■ **What to work on**:
Only a number is wanted: how many lines in these records contain the word "JSON"?

---------------

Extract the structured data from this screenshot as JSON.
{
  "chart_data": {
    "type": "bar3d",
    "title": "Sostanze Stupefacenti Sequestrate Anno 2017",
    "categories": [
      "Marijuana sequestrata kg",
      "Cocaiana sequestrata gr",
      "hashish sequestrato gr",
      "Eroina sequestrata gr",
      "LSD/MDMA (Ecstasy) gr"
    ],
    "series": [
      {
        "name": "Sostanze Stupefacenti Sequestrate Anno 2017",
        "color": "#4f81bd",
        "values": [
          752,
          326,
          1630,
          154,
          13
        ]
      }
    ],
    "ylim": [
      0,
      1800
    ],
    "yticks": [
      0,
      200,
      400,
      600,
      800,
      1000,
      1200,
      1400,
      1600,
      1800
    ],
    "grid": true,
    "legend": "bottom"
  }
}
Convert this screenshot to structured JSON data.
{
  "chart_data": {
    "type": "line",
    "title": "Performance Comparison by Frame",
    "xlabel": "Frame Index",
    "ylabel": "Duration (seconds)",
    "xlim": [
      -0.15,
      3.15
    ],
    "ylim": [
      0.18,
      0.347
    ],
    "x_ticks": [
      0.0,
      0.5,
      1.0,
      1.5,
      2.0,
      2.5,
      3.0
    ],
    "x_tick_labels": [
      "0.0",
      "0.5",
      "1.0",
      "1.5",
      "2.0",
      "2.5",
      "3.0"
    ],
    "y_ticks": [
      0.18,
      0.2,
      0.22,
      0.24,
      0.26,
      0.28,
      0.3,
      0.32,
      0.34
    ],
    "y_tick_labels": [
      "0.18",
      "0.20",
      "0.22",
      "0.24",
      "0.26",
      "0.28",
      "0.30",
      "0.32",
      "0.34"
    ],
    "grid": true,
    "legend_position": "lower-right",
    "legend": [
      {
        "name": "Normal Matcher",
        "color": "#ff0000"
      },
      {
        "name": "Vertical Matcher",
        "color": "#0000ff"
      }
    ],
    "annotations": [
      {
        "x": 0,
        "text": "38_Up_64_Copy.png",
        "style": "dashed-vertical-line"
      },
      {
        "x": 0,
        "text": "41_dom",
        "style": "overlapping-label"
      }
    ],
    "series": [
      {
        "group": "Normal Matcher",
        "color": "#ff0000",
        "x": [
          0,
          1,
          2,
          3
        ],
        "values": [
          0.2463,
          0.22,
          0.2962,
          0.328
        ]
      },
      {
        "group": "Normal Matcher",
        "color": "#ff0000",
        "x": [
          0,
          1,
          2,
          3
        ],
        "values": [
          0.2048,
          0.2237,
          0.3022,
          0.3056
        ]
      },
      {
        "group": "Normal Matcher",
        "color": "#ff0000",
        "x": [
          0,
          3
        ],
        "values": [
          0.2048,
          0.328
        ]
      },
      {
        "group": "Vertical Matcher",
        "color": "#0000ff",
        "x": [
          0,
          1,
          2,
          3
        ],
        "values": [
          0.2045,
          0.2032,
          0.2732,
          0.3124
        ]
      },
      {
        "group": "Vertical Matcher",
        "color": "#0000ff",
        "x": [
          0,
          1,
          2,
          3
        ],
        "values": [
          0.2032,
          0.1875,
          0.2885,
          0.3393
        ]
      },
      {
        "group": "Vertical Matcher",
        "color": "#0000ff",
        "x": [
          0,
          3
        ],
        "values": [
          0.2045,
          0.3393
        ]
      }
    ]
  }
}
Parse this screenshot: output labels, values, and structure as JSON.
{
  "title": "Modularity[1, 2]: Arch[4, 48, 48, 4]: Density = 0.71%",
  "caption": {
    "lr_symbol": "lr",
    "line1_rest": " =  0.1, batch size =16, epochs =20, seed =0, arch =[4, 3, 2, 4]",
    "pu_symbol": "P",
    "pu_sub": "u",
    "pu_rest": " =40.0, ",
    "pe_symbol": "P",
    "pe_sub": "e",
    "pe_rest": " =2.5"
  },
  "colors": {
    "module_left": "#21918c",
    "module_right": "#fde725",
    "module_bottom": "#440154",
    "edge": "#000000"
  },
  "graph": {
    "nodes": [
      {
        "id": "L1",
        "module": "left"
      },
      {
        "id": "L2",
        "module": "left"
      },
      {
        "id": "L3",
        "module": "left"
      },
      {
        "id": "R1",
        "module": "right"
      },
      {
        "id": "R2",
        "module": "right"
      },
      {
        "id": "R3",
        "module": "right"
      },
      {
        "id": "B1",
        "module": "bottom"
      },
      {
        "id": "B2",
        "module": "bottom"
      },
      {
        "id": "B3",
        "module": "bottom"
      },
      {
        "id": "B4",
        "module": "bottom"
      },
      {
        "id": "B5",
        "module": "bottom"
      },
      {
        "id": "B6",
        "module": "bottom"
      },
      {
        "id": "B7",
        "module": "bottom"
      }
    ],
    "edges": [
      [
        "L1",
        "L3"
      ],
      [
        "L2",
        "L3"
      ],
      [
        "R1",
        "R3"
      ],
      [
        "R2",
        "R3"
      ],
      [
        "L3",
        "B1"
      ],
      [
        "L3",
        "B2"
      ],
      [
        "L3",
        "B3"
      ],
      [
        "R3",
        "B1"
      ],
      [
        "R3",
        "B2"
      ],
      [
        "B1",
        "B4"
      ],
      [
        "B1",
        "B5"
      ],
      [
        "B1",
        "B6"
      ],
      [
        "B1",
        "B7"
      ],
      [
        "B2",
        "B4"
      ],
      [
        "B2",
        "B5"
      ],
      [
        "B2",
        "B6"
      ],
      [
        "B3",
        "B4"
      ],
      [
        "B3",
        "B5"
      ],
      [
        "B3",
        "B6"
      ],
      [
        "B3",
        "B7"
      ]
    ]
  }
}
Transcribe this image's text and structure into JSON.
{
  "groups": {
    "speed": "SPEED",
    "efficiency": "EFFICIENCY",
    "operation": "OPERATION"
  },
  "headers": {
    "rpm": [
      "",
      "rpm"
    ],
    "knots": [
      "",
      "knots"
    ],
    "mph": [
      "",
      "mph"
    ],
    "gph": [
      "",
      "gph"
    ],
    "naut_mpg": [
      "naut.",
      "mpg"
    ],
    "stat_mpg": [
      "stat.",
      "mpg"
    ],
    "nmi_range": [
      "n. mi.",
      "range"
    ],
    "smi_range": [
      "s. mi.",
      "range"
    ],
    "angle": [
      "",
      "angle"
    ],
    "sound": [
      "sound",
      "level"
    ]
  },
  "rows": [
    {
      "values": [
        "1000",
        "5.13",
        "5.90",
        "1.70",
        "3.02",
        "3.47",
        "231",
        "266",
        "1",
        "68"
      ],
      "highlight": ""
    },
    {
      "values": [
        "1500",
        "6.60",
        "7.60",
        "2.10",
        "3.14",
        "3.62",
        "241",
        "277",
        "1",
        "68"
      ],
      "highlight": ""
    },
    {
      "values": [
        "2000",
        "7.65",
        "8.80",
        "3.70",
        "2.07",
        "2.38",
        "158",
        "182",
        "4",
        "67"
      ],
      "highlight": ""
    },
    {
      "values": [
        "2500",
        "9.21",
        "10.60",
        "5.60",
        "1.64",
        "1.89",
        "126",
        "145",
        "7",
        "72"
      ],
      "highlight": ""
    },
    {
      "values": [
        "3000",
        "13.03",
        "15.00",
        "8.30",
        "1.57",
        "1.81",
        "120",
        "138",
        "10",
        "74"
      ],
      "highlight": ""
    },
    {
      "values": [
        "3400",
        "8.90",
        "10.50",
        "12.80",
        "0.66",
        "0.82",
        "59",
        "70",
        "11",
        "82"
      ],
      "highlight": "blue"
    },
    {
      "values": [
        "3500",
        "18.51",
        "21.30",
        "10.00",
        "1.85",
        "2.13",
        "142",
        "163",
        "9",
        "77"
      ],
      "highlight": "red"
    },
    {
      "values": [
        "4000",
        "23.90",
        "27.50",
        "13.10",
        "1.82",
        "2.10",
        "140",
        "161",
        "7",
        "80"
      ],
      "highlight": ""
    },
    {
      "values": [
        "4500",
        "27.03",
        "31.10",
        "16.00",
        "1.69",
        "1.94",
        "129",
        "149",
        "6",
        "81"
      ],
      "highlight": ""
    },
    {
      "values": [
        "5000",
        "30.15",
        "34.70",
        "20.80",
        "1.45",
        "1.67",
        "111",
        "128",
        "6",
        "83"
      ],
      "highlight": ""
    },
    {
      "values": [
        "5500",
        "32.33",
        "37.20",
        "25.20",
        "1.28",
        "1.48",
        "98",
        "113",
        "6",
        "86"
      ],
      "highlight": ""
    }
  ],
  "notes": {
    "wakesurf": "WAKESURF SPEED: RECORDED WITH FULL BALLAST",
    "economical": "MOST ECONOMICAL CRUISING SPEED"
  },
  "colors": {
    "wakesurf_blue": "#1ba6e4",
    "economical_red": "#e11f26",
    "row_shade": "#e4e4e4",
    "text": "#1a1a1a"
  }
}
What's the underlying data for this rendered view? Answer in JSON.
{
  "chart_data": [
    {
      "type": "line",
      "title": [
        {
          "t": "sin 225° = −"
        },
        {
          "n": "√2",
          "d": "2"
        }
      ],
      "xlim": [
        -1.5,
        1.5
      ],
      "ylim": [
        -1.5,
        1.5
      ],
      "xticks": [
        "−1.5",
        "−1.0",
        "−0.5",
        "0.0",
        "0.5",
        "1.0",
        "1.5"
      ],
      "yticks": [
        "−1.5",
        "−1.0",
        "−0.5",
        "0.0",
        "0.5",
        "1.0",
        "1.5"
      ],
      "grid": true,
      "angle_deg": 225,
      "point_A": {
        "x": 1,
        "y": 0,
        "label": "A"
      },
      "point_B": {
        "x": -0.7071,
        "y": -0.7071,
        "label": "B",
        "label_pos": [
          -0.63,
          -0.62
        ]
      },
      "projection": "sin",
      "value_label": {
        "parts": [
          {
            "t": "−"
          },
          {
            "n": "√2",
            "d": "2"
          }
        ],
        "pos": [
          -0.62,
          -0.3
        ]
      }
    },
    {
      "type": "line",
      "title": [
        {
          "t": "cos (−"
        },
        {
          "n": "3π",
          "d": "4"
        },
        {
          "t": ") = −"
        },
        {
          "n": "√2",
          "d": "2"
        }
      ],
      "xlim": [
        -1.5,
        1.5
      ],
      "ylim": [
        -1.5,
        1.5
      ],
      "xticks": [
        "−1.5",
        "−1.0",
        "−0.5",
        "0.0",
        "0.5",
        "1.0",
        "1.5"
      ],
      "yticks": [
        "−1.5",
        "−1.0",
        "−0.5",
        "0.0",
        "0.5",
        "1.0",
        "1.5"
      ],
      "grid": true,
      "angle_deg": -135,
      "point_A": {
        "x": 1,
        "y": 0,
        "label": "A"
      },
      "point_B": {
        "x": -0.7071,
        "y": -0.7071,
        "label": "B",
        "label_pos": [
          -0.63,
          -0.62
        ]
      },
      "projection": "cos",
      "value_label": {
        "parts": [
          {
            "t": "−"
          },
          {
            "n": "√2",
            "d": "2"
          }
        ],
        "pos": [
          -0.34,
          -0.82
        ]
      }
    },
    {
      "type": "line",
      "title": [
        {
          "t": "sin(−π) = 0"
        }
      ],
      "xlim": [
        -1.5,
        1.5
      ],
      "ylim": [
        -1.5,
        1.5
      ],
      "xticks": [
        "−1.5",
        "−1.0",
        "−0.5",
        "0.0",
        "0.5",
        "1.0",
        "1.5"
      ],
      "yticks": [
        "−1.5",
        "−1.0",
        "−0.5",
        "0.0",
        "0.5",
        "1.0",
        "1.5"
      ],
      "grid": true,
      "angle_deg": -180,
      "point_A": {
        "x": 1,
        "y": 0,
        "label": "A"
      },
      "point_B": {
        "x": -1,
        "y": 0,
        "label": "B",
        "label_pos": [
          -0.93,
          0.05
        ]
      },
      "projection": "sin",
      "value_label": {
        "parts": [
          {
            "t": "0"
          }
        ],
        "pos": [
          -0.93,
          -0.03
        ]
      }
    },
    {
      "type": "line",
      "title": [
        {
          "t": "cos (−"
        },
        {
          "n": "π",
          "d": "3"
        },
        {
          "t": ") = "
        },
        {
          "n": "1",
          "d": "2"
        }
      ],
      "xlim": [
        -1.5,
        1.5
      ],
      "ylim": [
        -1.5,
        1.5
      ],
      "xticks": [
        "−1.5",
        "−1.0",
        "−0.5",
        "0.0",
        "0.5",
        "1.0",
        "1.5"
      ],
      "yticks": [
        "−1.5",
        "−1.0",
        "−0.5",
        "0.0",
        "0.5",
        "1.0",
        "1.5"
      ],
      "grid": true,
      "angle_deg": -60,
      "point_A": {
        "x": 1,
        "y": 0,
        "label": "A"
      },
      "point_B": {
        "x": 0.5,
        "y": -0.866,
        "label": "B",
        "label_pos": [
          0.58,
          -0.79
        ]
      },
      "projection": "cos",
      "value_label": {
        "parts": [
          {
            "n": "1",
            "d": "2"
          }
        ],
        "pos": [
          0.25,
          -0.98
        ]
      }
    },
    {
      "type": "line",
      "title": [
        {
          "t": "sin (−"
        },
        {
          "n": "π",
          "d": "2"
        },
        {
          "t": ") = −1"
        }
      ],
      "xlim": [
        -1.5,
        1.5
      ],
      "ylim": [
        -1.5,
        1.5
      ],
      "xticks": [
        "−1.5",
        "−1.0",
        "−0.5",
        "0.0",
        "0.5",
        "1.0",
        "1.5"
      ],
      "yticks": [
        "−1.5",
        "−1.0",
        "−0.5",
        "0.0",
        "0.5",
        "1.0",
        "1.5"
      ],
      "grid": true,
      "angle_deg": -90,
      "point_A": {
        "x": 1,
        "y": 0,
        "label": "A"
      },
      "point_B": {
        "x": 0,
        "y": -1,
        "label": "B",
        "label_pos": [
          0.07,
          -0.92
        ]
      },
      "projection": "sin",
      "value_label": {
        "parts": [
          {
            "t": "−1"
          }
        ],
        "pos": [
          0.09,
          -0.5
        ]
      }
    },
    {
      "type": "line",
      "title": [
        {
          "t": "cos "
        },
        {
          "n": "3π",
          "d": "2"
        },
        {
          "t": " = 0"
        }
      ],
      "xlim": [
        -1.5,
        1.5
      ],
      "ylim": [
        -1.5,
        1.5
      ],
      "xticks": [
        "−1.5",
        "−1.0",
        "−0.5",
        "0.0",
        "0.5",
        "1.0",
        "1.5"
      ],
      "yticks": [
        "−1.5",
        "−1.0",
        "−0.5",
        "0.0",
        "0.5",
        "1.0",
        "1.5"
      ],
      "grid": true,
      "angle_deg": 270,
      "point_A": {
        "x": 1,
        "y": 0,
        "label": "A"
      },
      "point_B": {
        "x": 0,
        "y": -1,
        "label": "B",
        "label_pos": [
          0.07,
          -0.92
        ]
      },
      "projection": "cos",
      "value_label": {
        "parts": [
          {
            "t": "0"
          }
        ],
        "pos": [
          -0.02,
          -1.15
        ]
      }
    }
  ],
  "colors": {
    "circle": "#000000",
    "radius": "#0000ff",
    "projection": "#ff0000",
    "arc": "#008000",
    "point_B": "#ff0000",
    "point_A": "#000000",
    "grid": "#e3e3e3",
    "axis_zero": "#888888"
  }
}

---------------

■ **Exercise answer**:
5